Exercise details
Extend the parliamentary speech on the electricity amendment below, continuing from its final sentence.

During the passage of the Bill we have taken the opportunity to raise certain broad matters connected with the electricity industry. In my view, this is one which is worth raising. It seems to me that, under the three "Es", as it were, of engineering, economics and the environment, the amendment, and the thinking that lies behind it, score positively on all three counts. From an engineering point of view it is a sensible action to take. It makes economic sense at least to ask about the economics of not wasting so much of the input relative to the output. Of course, there is no argument whatsoever that what is proposed is environmentally undesirable and even the two noble Lords who are not happy about the amendment have not suggested that for one moment. Indeed, quite the contrary is the case: it is environmentally desirable.

As the amendment scored positively in respect of the three criteria which are relevant here I had hoped that the noble Baroness, Lady Hooper, would rise at the beginning of the debate to say that she would accept the amendment. But, I suppose that I must he as gloomy as the noble Lord, Lord Peyton, and deduce from her silence that she may not do so.

Item position entries
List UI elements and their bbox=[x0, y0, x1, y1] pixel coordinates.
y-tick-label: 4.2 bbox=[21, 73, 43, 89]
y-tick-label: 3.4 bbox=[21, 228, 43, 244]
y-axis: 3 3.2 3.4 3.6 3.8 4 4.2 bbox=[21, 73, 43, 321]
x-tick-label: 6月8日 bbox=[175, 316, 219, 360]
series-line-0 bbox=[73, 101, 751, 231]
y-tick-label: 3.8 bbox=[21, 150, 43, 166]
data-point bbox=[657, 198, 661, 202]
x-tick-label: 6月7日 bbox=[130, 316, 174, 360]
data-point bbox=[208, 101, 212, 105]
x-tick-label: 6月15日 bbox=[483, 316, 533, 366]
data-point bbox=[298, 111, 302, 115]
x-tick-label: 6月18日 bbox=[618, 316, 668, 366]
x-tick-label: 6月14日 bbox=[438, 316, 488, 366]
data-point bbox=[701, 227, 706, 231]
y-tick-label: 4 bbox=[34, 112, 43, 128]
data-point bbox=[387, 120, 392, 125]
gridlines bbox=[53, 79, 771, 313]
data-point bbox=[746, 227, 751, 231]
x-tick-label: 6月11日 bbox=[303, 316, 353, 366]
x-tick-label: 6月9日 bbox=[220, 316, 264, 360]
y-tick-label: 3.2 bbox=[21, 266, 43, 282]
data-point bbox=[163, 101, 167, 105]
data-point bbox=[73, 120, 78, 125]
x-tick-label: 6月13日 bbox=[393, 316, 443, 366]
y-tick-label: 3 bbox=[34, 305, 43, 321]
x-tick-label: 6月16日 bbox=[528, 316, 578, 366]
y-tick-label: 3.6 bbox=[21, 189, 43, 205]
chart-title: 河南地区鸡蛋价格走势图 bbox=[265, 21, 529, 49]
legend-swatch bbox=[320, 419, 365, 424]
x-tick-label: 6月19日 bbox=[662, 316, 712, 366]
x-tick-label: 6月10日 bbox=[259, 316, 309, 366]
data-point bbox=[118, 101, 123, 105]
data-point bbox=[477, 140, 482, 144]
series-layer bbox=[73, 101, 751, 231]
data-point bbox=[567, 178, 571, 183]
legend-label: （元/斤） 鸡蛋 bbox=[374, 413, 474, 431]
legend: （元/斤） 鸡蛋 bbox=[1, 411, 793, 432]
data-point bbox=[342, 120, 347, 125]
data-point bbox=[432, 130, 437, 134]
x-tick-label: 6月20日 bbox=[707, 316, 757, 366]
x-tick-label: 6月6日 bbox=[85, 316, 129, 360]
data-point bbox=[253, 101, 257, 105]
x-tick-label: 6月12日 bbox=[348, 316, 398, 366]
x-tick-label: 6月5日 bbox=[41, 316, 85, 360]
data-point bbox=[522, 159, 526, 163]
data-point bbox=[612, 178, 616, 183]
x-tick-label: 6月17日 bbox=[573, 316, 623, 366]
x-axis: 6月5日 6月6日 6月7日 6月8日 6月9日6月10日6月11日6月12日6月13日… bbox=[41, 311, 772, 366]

Expected answer
The crux of the matter, apart from the points which have already been made, is, first, that we are discussing here the general duties of the Secretary of State and of the director general. Therefore it is quite appropriate to put this kind of matter under their general duties. Secondly, the word in the amendment is "promote". I am bound to say that I do not read that word as meaning to provide money for, or instruct, or say that you must do such things. The word "promote" means promote; in other words, to encourage this development and to ask occasionally, especially of the director general, why it is not being developed.

The industry in private hands may answer—as I think the noble Viscount, Lord Torrington, has mentioned—that it is not being developed because it is uneconomic and therefore if makes no sense to it to do so. However, it is still perfectly reasonable for the provision to be in the Bill. Moreover, it is especially reasonable in terms of these general duties and because in other parts of the Bill such words are already included.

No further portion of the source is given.